From the entries below, please gather each line containing the string "parsing".

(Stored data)
* * * * *
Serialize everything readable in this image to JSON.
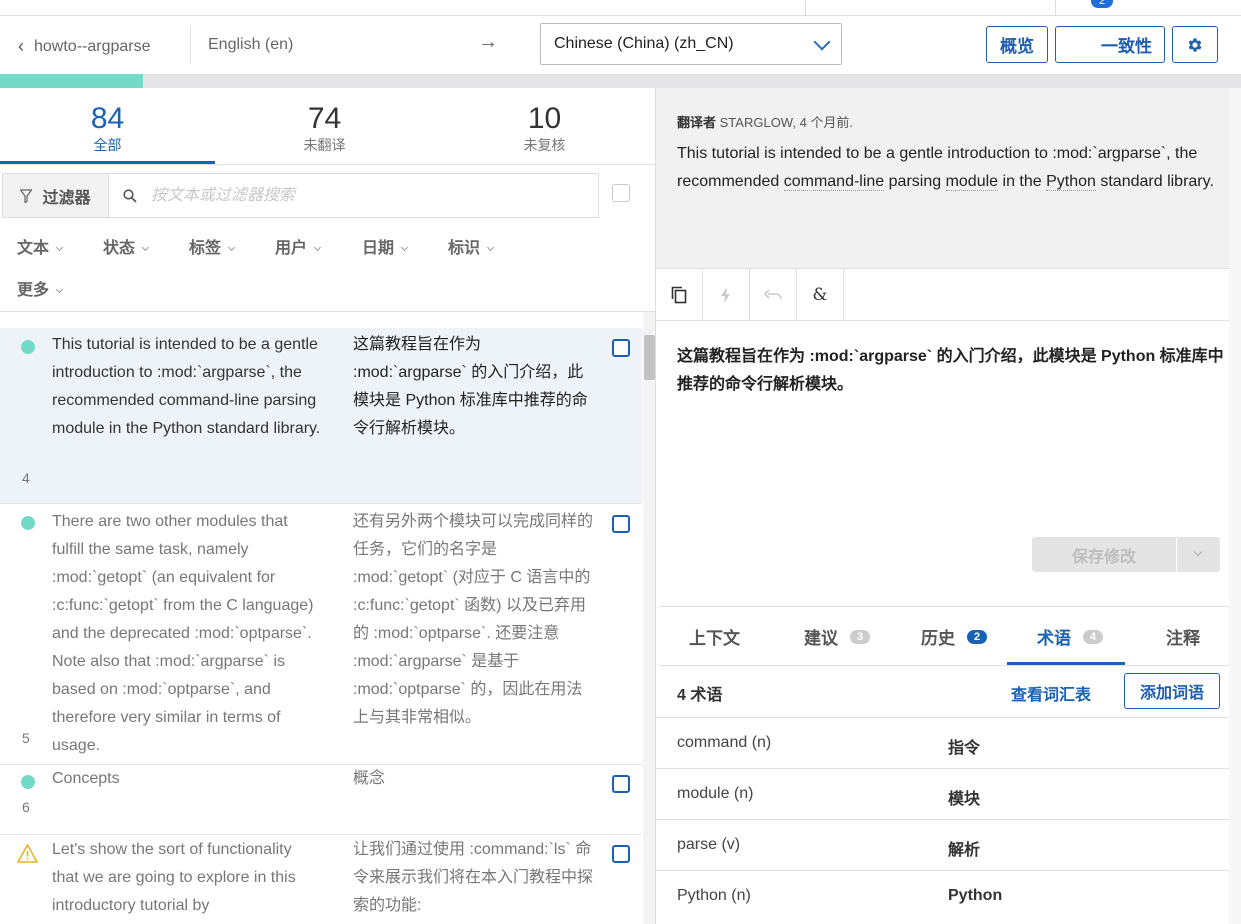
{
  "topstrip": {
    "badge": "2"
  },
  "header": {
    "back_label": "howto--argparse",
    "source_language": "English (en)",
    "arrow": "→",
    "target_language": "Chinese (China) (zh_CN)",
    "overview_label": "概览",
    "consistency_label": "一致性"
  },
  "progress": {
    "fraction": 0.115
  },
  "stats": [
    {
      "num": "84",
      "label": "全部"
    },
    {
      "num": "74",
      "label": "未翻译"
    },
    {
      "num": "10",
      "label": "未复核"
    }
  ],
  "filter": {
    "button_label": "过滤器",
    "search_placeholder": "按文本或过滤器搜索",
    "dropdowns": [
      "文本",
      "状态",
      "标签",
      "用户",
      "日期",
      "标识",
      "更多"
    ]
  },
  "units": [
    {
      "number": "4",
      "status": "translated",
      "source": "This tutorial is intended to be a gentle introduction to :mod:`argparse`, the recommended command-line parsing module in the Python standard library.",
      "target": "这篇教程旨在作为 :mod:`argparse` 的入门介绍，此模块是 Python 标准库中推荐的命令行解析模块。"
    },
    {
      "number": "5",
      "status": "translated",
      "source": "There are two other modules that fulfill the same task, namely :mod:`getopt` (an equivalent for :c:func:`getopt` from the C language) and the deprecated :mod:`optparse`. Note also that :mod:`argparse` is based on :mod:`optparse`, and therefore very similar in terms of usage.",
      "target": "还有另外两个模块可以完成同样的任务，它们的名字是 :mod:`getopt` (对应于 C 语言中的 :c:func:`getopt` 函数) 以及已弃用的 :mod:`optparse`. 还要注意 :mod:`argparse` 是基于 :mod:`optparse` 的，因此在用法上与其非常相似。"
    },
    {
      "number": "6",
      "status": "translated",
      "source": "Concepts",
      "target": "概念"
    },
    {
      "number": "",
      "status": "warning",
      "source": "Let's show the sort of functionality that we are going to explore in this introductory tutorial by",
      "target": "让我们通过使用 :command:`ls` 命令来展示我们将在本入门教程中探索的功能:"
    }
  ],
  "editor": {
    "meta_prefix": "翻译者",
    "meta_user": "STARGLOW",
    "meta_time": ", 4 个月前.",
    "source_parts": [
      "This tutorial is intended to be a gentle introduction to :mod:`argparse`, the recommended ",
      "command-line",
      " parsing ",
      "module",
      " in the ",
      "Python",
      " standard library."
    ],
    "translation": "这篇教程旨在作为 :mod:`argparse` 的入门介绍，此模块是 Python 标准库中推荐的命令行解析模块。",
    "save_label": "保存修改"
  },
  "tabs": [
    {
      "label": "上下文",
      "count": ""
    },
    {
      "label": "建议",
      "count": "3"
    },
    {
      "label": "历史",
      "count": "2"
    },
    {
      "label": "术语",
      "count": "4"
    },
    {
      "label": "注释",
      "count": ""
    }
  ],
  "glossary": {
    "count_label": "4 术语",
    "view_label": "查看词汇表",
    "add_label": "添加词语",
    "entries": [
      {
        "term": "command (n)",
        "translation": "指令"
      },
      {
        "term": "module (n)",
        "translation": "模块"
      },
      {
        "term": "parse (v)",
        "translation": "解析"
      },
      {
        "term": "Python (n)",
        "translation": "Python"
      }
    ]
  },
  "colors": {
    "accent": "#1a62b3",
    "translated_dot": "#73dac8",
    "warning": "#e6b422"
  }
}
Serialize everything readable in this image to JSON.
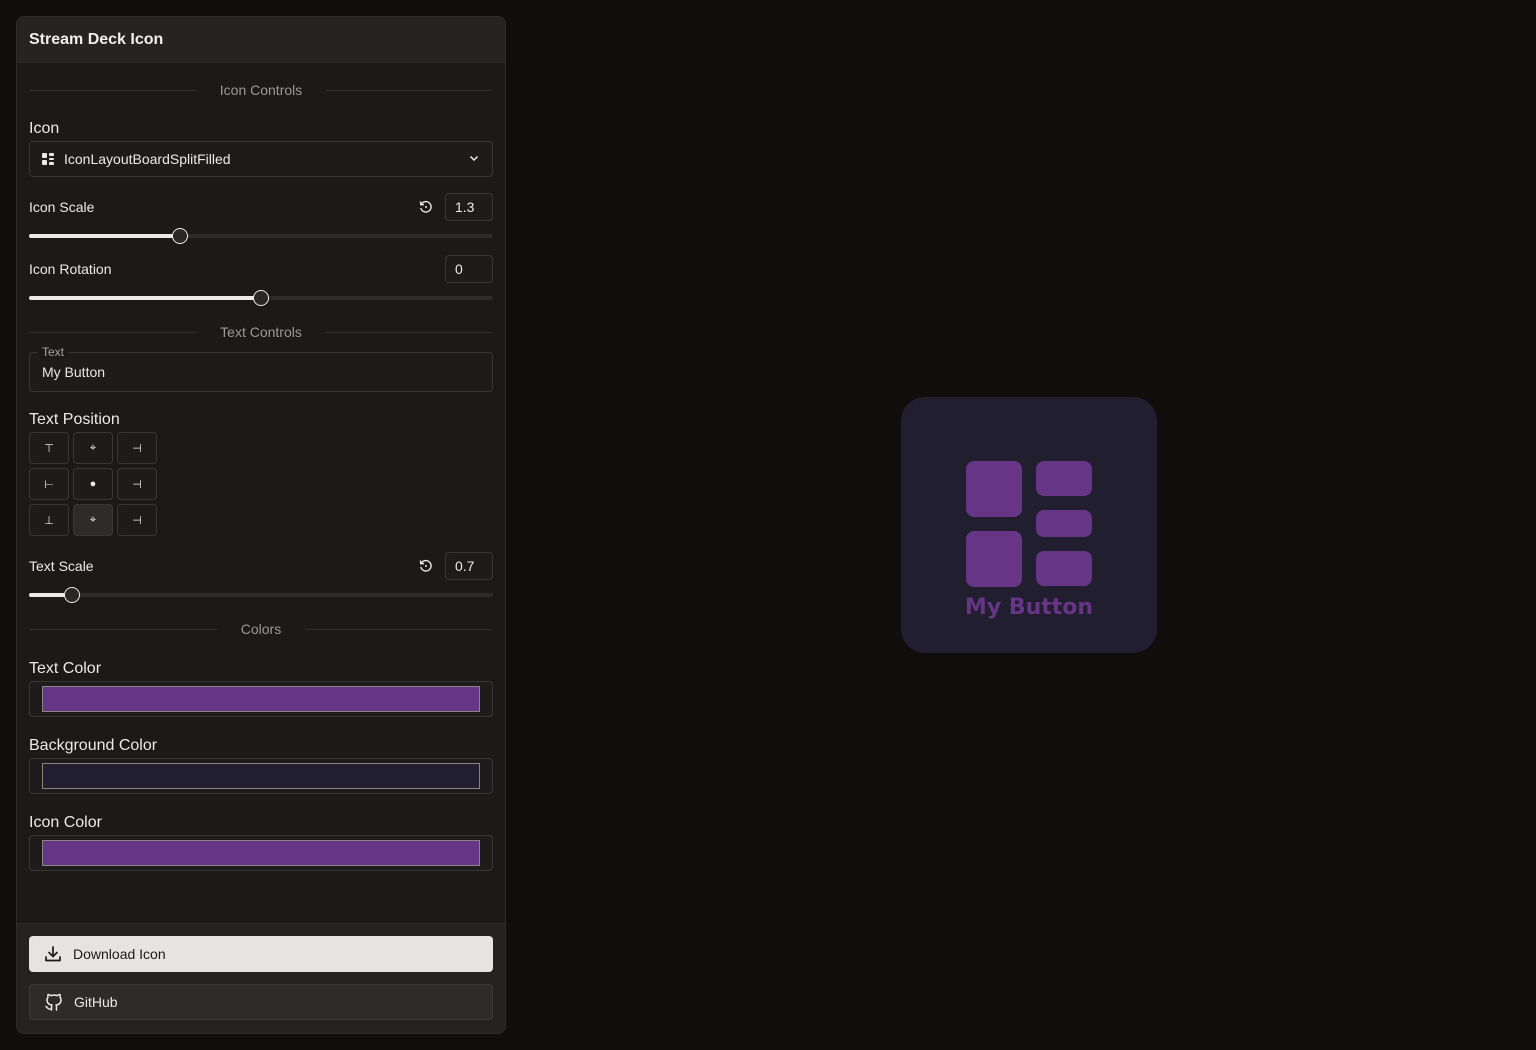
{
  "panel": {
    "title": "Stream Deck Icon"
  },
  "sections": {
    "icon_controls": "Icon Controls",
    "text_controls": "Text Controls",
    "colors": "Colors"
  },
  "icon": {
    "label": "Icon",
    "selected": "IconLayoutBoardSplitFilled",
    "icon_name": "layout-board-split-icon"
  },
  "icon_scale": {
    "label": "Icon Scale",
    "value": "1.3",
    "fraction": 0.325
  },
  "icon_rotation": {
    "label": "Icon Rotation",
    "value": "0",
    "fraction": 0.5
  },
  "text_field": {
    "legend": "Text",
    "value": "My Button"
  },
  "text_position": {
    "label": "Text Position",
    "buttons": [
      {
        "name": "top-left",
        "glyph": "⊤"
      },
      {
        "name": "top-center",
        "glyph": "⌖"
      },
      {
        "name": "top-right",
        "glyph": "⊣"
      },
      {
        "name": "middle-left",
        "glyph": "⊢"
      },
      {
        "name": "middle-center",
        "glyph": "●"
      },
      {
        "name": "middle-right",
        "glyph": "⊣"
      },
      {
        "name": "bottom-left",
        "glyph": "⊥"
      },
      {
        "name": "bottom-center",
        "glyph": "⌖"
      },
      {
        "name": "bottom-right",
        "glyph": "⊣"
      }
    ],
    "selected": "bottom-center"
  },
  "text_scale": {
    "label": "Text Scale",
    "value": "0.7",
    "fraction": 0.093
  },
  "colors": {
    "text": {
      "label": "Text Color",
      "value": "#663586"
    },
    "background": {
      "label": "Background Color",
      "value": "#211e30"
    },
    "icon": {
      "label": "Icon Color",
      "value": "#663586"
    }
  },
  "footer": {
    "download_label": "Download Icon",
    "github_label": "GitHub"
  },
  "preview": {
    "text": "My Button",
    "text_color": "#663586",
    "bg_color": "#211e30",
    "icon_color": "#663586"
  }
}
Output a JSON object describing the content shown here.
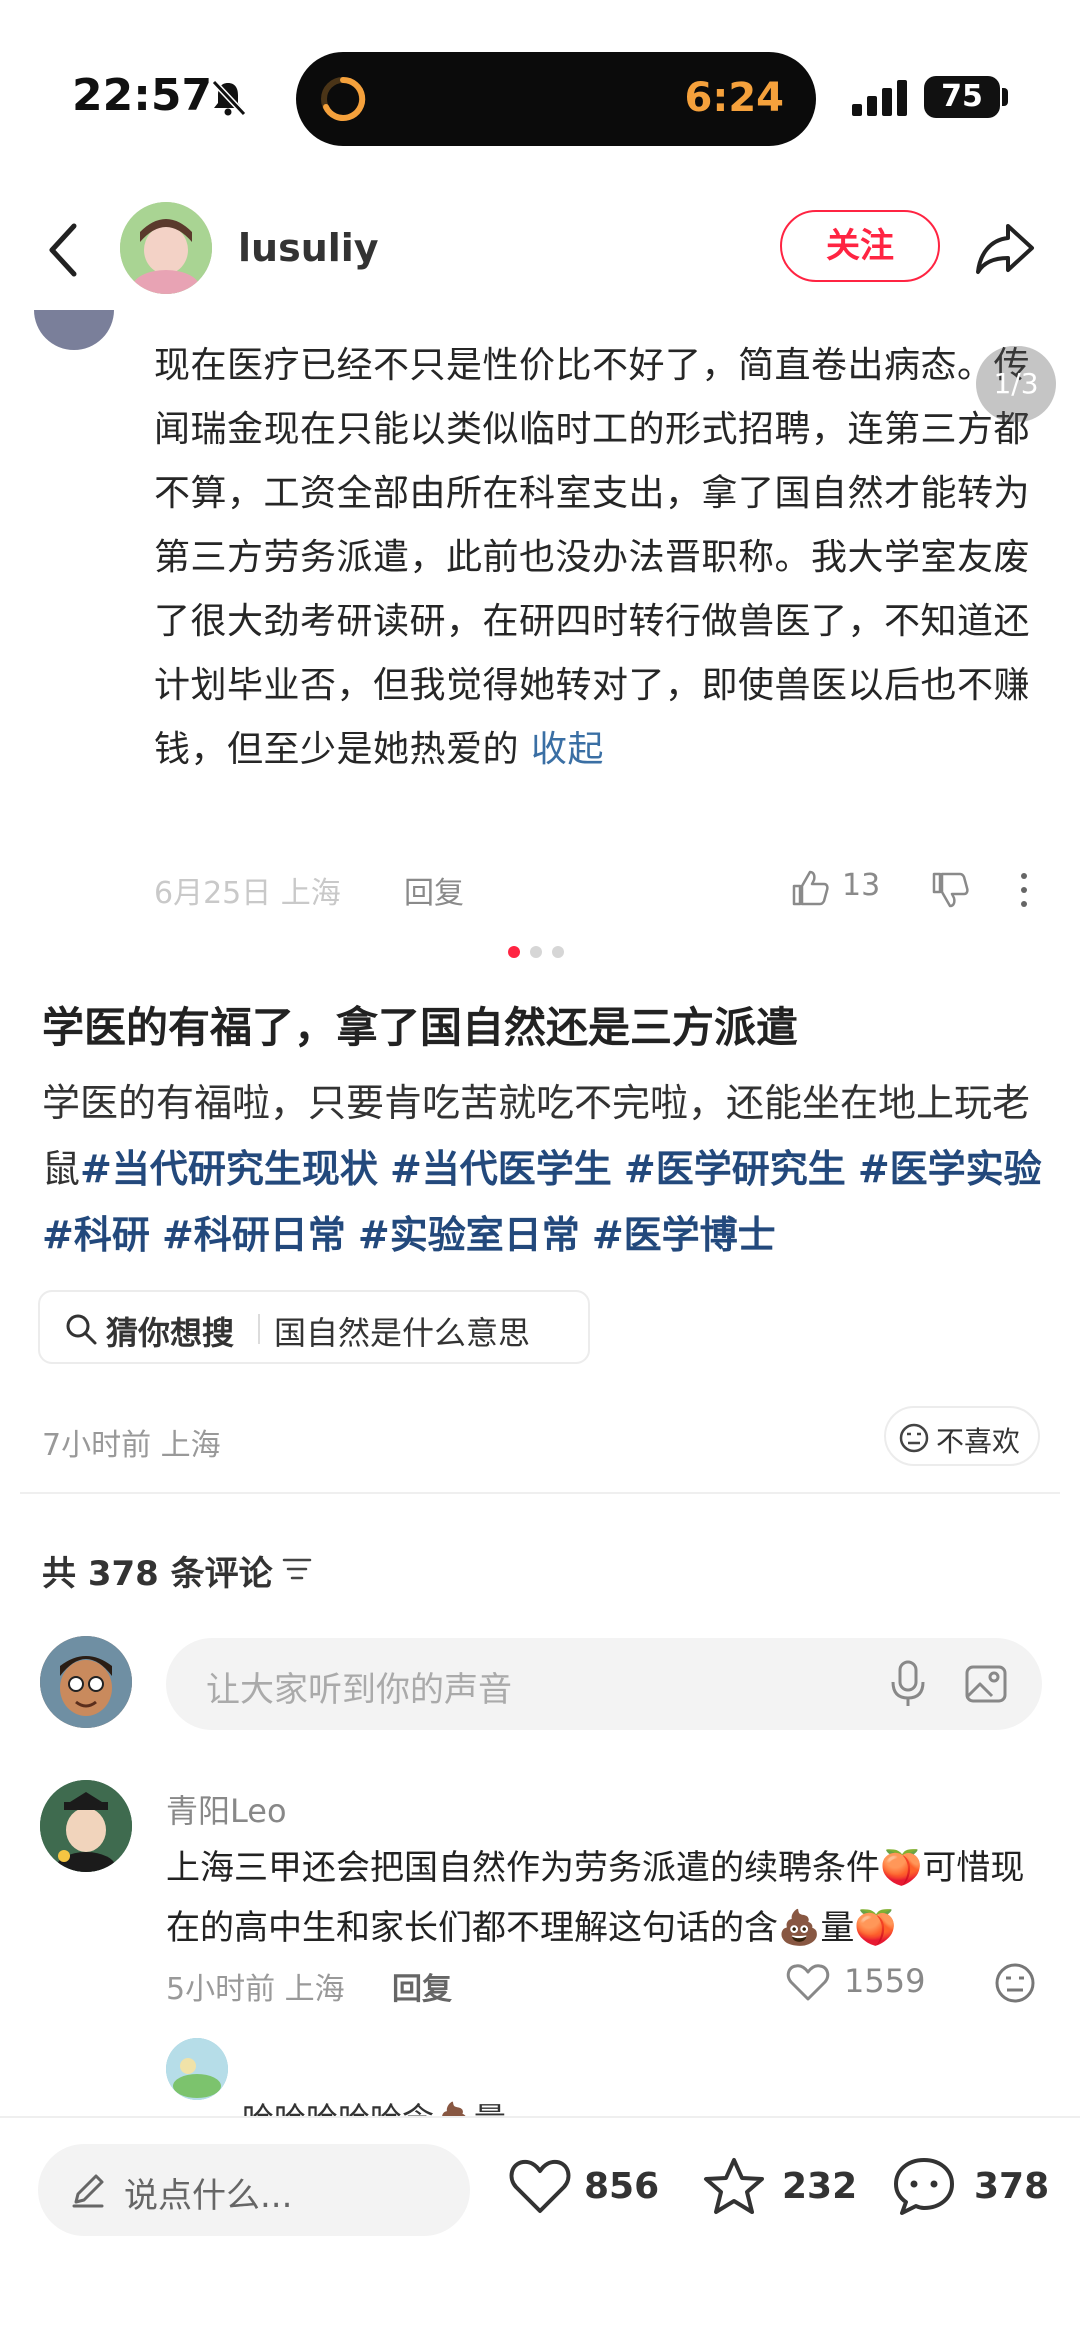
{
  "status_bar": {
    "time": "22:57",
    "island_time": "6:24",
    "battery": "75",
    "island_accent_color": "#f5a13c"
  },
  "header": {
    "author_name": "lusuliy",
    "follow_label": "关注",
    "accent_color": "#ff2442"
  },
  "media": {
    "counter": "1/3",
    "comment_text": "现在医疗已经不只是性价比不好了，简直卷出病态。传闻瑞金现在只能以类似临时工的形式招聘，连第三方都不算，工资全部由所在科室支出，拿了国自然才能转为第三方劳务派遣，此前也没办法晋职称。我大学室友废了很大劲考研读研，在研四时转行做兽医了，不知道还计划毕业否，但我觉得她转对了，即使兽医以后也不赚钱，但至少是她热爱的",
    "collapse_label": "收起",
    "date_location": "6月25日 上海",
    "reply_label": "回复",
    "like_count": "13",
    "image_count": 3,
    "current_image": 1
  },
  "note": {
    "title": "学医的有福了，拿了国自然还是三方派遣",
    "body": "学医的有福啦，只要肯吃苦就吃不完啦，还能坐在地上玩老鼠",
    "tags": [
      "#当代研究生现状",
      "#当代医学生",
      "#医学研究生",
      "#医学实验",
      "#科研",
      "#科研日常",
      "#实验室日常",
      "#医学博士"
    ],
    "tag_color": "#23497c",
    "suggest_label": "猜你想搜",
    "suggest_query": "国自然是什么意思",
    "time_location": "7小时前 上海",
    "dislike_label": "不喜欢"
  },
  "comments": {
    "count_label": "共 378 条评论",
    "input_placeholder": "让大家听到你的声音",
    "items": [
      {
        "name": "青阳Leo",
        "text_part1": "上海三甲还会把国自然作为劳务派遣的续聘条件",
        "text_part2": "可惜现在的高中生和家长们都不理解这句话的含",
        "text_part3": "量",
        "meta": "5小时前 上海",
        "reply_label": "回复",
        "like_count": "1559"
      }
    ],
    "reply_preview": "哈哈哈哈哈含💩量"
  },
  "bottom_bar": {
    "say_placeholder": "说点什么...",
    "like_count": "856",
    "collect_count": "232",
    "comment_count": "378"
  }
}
* * * * *
_COMPLETE RESPONSE_
      "source": "This tutorial is intended to be a gentle introduction to :mod:`argparse`, the recommended command-line parsing module in the Python standard library.",
      " parsing ",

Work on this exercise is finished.